** What is being asked **
Each record needs to be echoed exactly; can you do that?

╭─ Recorded information

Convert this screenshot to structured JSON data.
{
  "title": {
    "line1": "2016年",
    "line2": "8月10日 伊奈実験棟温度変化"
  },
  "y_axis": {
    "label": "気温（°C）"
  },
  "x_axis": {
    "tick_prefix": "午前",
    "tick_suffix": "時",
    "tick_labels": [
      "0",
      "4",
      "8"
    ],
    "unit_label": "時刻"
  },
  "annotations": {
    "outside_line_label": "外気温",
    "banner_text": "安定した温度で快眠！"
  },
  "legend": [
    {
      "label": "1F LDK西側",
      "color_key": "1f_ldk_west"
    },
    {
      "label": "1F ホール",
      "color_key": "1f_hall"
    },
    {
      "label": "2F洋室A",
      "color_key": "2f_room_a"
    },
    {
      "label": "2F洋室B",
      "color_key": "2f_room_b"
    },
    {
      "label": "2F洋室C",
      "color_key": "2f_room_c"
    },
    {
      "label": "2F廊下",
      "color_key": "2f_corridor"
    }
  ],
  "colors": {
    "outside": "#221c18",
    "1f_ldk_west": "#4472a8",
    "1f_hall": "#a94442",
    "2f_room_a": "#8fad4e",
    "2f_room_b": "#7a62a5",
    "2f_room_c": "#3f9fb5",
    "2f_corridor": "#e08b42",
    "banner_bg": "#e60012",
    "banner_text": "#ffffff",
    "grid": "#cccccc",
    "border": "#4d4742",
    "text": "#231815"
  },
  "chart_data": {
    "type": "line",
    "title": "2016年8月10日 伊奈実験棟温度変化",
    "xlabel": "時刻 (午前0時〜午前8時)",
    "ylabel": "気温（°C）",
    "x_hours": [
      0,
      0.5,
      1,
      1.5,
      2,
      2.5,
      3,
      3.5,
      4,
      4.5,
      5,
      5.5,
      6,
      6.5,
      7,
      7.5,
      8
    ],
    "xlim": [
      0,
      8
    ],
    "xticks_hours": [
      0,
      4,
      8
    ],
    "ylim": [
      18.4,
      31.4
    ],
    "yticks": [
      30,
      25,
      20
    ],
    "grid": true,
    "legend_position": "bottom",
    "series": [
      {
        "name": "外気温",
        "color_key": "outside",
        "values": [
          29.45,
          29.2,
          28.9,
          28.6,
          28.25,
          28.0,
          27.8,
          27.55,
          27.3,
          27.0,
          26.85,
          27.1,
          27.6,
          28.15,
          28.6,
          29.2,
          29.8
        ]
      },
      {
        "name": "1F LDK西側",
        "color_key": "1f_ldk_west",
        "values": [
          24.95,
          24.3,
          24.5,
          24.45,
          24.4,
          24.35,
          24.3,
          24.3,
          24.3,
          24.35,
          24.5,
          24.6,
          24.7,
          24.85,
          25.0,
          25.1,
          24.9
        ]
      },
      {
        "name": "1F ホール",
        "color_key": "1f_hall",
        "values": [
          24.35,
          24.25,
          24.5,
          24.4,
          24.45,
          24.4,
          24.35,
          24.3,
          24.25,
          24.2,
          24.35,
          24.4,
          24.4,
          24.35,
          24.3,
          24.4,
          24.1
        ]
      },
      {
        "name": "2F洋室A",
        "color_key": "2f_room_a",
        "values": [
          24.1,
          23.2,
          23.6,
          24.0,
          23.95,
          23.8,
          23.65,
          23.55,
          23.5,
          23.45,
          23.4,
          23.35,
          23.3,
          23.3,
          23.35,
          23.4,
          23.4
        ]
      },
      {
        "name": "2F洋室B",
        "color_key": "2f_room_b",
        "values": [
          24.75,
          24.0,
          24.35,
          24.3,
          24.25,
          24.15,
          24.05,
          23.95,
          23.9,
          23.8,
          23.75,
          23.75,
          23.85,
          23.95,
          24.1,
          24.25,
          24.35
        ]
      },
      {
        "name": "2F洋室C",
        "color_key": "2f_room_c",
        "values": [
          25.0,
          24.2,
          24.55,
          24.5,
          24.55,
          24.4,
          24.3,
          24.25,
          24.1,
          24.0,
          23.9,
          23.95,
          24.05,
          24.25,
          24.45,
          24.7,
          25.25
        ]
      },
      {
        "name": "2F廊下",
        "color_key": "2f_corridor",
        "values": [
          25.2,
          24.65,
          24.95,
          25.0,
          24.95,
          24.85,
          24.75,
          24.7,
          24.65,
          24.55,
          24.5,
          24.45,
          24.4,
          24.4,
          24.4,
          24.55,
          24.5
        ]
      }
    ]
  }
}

╰─

** Task answer **
Convert this screenshot to structured JSON data.
{
  "title": {
    "line1": "2016年",
    "line2": "8月10日 伊奈実験棟温度変化"
  },
  "y_axis": {
    "label": "気温（°C）"
  },
  "x_axis": {
    "tick_prefix": "午前",
    "tick_suffix": "時",
    "tick_labels": [
      "0",
      "4",
      "8"
    ],
    "unit_label": "時刻"
  },
  "annotations": {
    "outside_line_label": "外気温",
    "banner_text": "安定した温度で快眠！"
  },
  "legend": [
    {
      "label": "1F LDK西側",
      "color_key": "1f_ldk_west"
    },
    {
      "label": "1F ホール",
      "color_key": "1f_hall"
    },
    {
      "label": "2F洋室A",
      "color_key": "2f_room_a"
    },
    {
      "label": "2F洋室B",
      "color_key": "2f_room_b"
    },
    {
      "label": "2F洋室C",
      "color_key": "2f_room_c"
    },
    {
      "label": "2F廊下",
      "color_key": "2f_corridor"
    }
  ],
  "colors": {
    "outside": "#221c18",
    "1f_ldk_west": "#4472a8",
    "1f_hall": "#a94442",
    "2f_room_a": "#8fad4e",
    "2f_room_b": "#7a62a5",
    "2f_room_c": "#3f9fb5",
    "2f_corridor": "#e08b42",
    "banner_bg": "#e60012",
    "banner_text": "#ffffff",
    "grid": "#cccccc",
    "border": "#4d4742",
    "text": "#231815"
  },
  "chart_data": {
    "type": "line",
    "title": "2016年8月10日 伊奈実験棟温度変化",
    "xlabel": "時刻 (午前0時〜午前8時)",
    "ylabel": "気温（°C）",
    "x_hours": [
      0,
      0.5,
      1,
      1.5,
      2,
      2.5,
      3,
      3.5,
      4,
      4.5,
      5,
      5.5,
      6,
      6.5,
      7,
      7.5,
      8
    ],
    "xlim": [
      0,
      8
    ],
    "xticks_hours": [
      0,
      4,
      8
    ],
    "ylim": [
      18.4,
      31.4
    ],
    "yticks": [
      30,
      25,
      20
    ],
    "grid": true,
    "legend_position": "bottom",
    "series": [
      {
        "name": "外気温",
        "color_key": "outside",
        "values": [
          29.45,
          29.2,
          28.9,
          28.6,
          28.25,
          28.0,
          27.8,
          27.55,
          27.3,
          27.0,
          26.85,
          27.1,
          27.6,
          28.15,
          28.6,
          29.2,
          29.8
        ]
      },
      {
        "name": "1F LDK西側",
        "color_key": "1f_ldk_west",
        "values": [
          24.95,
          24.3,
          24.5,
          24.45,
          24.4,
          24.35,
          24.3,
          24.3,
          24.3,
          24.35,
          24.5,
          24.6,
          24.7,
          24.85,
          25.0,
          25.1,
          24.9
        ]
      },
      {
        "name": "1F ホール",
        "color_key": "1f_hall",
        "values": [
          24.35,
          24.25,
          24.5,
          24.4,
          24.45,
          24.4,
          24.35,
          24.3,
          24.25,
          24.2,
          24.35,
          24.4,
          24.4,
          24.35,
          24.3,
          24.4,
          24.1
        ]
      },
      {
        "name": "2F洋室A",
        "color_key": "2f_room_a",
        "values": [
          24.1,
          23.2,
          23.6,
          24.0,
          23.95,
          23.8,
          23.65,
          23.55,
          23.5,
          23.45,
          23.4,
          23.35,
          23.3,
          23.3,
          23.35,
          23.4,
          23.4
        ]
      },
      {
        "name": "2F洋室B",
        "color_key": "2f_room_b",
        "values": [
          24.75,
          24.0,
          24.35,
          24.3,
          24.25,
          24.15,
          24.05,
          23.95,
          23.9,
          23.8,
          23.75,
          23.75,
          23.85,
          23.95,
          24.1,
          24.25,
          24.35
        ]
      },
      {
        "name": "2F洋室C",
        "color_key": "2f_room_c",
        "values": [
          25.0,
          24.2,
          24.55,
          24.5,
          24.55,
          24.4,
          24.3,
          24.25,
          24.1,
          24.0,
          23.9,
          23.95,
          24.05,
          24.25,
          24.45,
          24.7,
          25.25
        ]
      },
      {
        "name": "2F廊下",
        "color_key": "2f_corridor",
        "values": [
          25.2,
          24.65,
          24.95,
          25.0,
          24.95,
          24.85,
          24.75,
          24.7,
          24.65,
          24.55,
          24.5,
          24.45,
          24.4,
          24.4,
          24.4,
          24.55,
          24.5
        ]
      }
    ]
  }
}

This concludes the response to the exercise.